● **DATA SECTION**:
☆ ☆ ☆ ☆ ☆ ☆ ☆

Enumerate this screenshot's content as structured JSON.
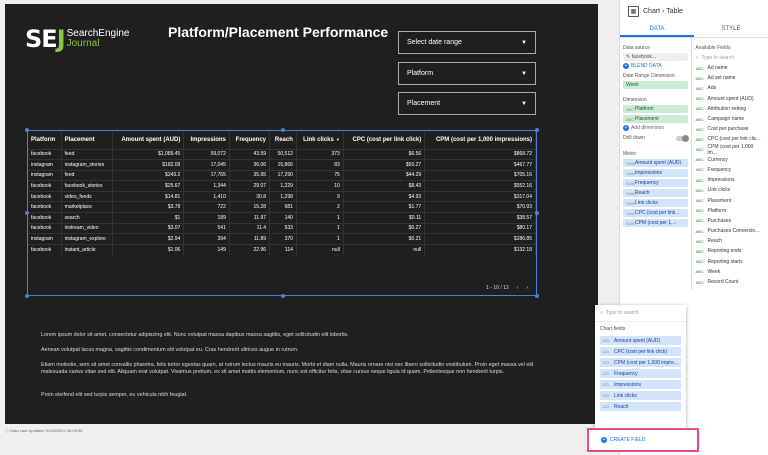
{
  "logo": {
    "brand": "SE",
    "brand_j": "J",
    "line1": "SearchEngine",
    "line2": "Journal"
  },
  "report": {
    "title": "Platform/Placement Performance"
  },
  "dropdowns": {
    "date": "Select date range",
    "platform": "Platform",
    "placement": "Placement"
  },
  "table": {
    "headers": [
      "Platform",
      "Placement",
      "Amount spent (AUD)",
      "Impressions",
      "Frequency",
      "Reach",
      "Link clicks",
      "CPC (cost per link click)",
      "CPM (cost per 1,000 impressions)"
    ],
    "sort_arrow": "▼",
    "rows": [
      [
        "facebook",
        "feed",
        "$1,089.45",
        "59,072",
        "43.59",
        "50,512",
        "373",
        "$6.56",
        "$868.72"
      ],
      [
        "instagram",
        "instagram_stories",
        "$182.09",
        "17,045",
        "36.06",
        "15,866",
        "83",
        "$50.27",
        "$467.77"
      ],
      [
        "instagram",
        "feed",
        "$243.2",
        "17,765",
        "35.95",
        "17,290",
        "75",
        "$44.29",
        "$705.16"
      ],
      [
        "facebook",
        "facebook_stories",
        "$25.67",
        "1,344",
        "29.07",
        "1,229",
        "10",
        "$8.43",
        "$552.16"
      ],
      [
        "facebook",
        "video_feeds",
        "$14.81",
        "1,410",
        "30.8",
        "1,298",
        "9",
        "$4.93",
        "$317.04"
      ],
      [
        "facebook",
        "marketplace",
        "$3.78",
        "722",
        "15.28",
        "681",
        "2",
        "$1.77",
        "$70.93"
      ],
      [
        "facebook",
        "search",
        "$1",
        "189",
        "11.97",
        "140",
        "1",
        "$0.11",
        "$38.57"
      ],
      [
        "facebook",
        "instream_video",
        "$3.07",
        "541",
        "11.4",
        "533",
        "1",
        "$0.27",
        "$80.17"
      ],
      [
        "instagram",
        "instagram_explore",
        "$2.94",
        "394",
        "11.89",
        "370",
        "1",
        "$0.21",
        "$286.85"
      ],
      [
        "facebook",
        "instant_article",
        "$1.06",
        "149",
        "22.96",
        "114",
        "null",
        "null",
        "$132.18"
      ]
    ],
    "pager": "1 - 10 / 13",
    "prev": "‹",
    "next": "›"
  },
  "lorem": {
    "p1": "Lorem ipsum dolor sit amet, consectetur adipiscing elit. Nunc volutpat massa dapibus massa sagittis, eget sollicitudin elit lobortis.",
    "p2": "Aenean volutpat lacus magna, sagittis condimentum elit volutpat eu. Cras hendrerit ultrices augue in rutrum.",
    "p3": "Etiam molestie, sem sit amet convallis pharetra, felis tortor egestas quam, at rutrum lectus mauris eu mauris. Morbi et diam nulla. Mauris ornare nisi nec libero sollicitudin vestibulum. Proin eget massa vel elit malesuada varius vitae sed elit. Aliquam erat volutpat. Vivamus pretium, ex sit amet mattis elementum, nunc est efficitur felis, vitae cursus neque ligula id quam. Pellentesque non hendrerit turpis.",
    "p4": "Proin eleifend elit sed turpis semper, eu vehicula nibh feugiat."
  },
  "footer": "Data Last Updated: 01/06/2022 06:09:05",
  "panel": {
    "crumb": "Chart › Table",
    "tab_data": "DATA",
    "tab_style": "STYLE",
    "data_source_label": "Data source",
    "data_source": "facebook...",
    "blend": "BLEND DATA",
    "date_range_label": "Date Range Dimension",
    "date_range": "Week",
    "dimension_label": "Dimension",
    "dimensions": [
      "Platform",
      "Placement"
    ],
    "add_dimension": "Add dimension",
    "drill_label": "Drill down",
    "metric_label": "Metric",
    "metrics": [
      "Amount spent (AUD)",
      "Impressions",
      "Frequency",
      "Reach",
      "Link clicks",
      "CPC (cost per link...",
      "CPM (cost per 1,..."
    ],
    "available_label": "Available Fields",
    "search_placeholder": "Type to search",
    "fields": [
      "Ad name",
      "Ad set name",
      "Ads",
      "Amount spent (AUD)",
      "Attribution setting",
      "Campaign name",
      "Cost per purchase",
      "CPC (cost per link clic...",
      "CPM (cost per 1,000 im...",
      "Currency",
      "Frequency",
      "Impressions",
      "Link clicks",
      "Placement",
      "Platform",
      "Purchases",
      "Purchases Conversio...",
      "Reach",
      "Reporting ends",
      "Reporting starts",
      "Week",
      "Record Count"
    ]
  },
  "popup": {
    "search": "Type to search",
    "label": "Chart fields",
    "items": [
      "Amount spent (AUD)",
      "CPC (cost per link click)",
      "CPM (cost per 1,000 impre...",
      "Frequency",
      "Impressions",
      "Link clicks",
      "Reach"
    ],
    "create": "CREATE FIELD"
  }
}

☆ ☆ ☆ ☆ ☆ ☆ ☆

● **STATED GOAL**: Write out each line of the data exactly; the images should be left out.

● **TASK RESPONSE**:
Enumerate this screenshot's content as structured JSON.
{
  "logo": {
    "brand": "SE",
    "brand_j": "J",
    "line1": "SearchEngine",
    "line2": "Journal"
  },
  "report": {
    "title": "Platform/Placement Performance"
  },
  "dropdowns": {
    "date": "Select date range",
    "platform": "Platform",
    "placement": "Placement"
  },
  "table": {
    "headers": [
      "Platform",
      "Placement",
      "Amount spent (AUD)",
      "Impressions",
      "Frequency",
      "Reach",
      "Link clicks",
      "CPC (cost per link click)",
      "CPM (cost per 1,000 impressions)"
    ],
    "sort_arrow": "▼",
    "rows": [
      [
        "facebook",
        "feed",
        "$1,089.45",
        "59,072",
        "43.59",
        "50,512",
        "373",
        "$6.56",
        "$868.72"
      ],
      [
        "instagram",
        "instagram_stories",
        "$182.09",
        "17,045",
        "36.06",
        "15,866",
        "83",
        "$50.27",
        "$467.77"
      ],
      [
        "instagram",
        "feed",
        "$243.2",
        "17,765",
        "35.95",
        "17,290",
        "75",
        "$44.29",
        "$705.16"
      ],
      [
        "facebook",
        "facebook_stories",
        "$25.67",
        "1,344",
        "29.07",
        "1,229",
        "10",
        "$8.43",
        "$552.16"
      ],
      [
        "facebook",
        "video_feeds",
        "$14.81",
        "1,410",
        "30.8",
        "1,298",
        "9",
        "$4.93",
        "$317.04"
      ],
      [
        "facebook",
        "marketplace",
        "$3.78",
        "722",
        "15.28",
        "681",
        "2",
        "$1.77",
        "$70.93"
      ],
      [
        "facebook",
        "search",
        "$1",
        "189",
        "11.97",
        "140",
        "1",
        "$0.11",
        "$38.57"
      ],
      [
        "facebook",
        "instream_video",
        "$3.07",
        "541",
        "11.4",
        "533",
        "1",
        "$0.27",
        "$80.17"
      ],
      [
        "instagram",
        "instagram_explore",
        "$2.94",
        "394",
        "11.89",
        "370",
        "1",
        "$0.21",
        "$286.85"
      ],
      [
        "facebook",
        "instant_article",
        "$1.06",
        "149",
        "22.96",
        "114",
        "null",
        "null",
        "$132.18"
      ]
    ],
    "pager": "1 - 10 / 13",
    "prev": "‹",
    "next": "›"
  },
  "lorem": {
    "p1": "Lorem ipsum dolor sit amet, consectetur adipiscing elit. Nunc volutpat massa dapibus massa sagittis, eget sollicitudin elit lobortis.",
    "p2": "Aenean volutpat lacus magna, sagittis condimentum elit volutpat eu. Cras hendrerit ultrices augue in rutrum.",
    "p3": "Etiam molestie, sem sit amet convallis pharetra, felis tortor egestas quam, at rutrum lectus mauris eu mauris. Morbi et diam nulla. Mauris ornare nisi nec libero sollicitudin vestibulum. Proin eget massa vel elit malesuada varius vitae sed elit. Aliquam erat volutpat. Vivamus pretium, ex sit amet mattis elementum, nunc est efficitur felis, vitae cursus neque ligula id quam. Pellentesque non hendrerit turpis.",
    "p4": "Proin eleifend elit sed turpis semper, eu vehicula nibh feugiat."
  },
  "footer": "Data Last Updated: 01/06/2022 06:09:05",
  "panel": {
    "crumb": "Chart › Table",
    "tab_data": "DATA",
    "tab_style": "STYLE",
    "data_source_label": "Data source",
    "data_source": "facebook...",
    "blend": "BLEND DATA",
    "date_range_label": "Date Range Dimension",
    "date_range": "Week",
    "dimension_label": "Dimension",
    "dimensions": [
      "Platform",
      "Placement"
    ],
    "add_dimension": "Add dimension",
    "drill_label": "Drill down",
    "metric_label": "Metric",
    "metrics": [
      "Amount spent (AUD)",
      "Impressions",
      "Frequency",
      "Reach",
      "Link clicks",
      "CPC (cost per link...",
      "CPM (cost per 1,..."
    ],
    "available_label": "Available Fields",
    "search_placeholder": "Type to search",
    "fields": [
      "Ad name",
      "Ad set name",
      "Ads",
      "Amount spent (AUD)",
      "Attribution setting",
      "Campaign name",
      "Cost per purchase",
      "CPC (cost per link clic...",
      "CPM (cost per 1,000 im...",
      "Currency",
      "Frequency",
      "Impressions",
      "Link clicks",
      "Placement",
      "Platform",
      "Purchases",
      "Purchases Conversio...",
      "Reach",
      "Reporting ends",
      "Reporting starts",
      "Week",
      "Record Count"
    ]
  },
  "popup": {
    "search": "Type to search",
    "label": "Chart fields",
    "items": [
      "Amount spent (AUD)",
      "CPC (cost per link click)",
      "CPM (cost per 1,000 impre...",
      "Frequency",
      "Impressions",
      "Link clicks",
      "Reach"
    ],
    "create": "CREATE FIELD"
  }
}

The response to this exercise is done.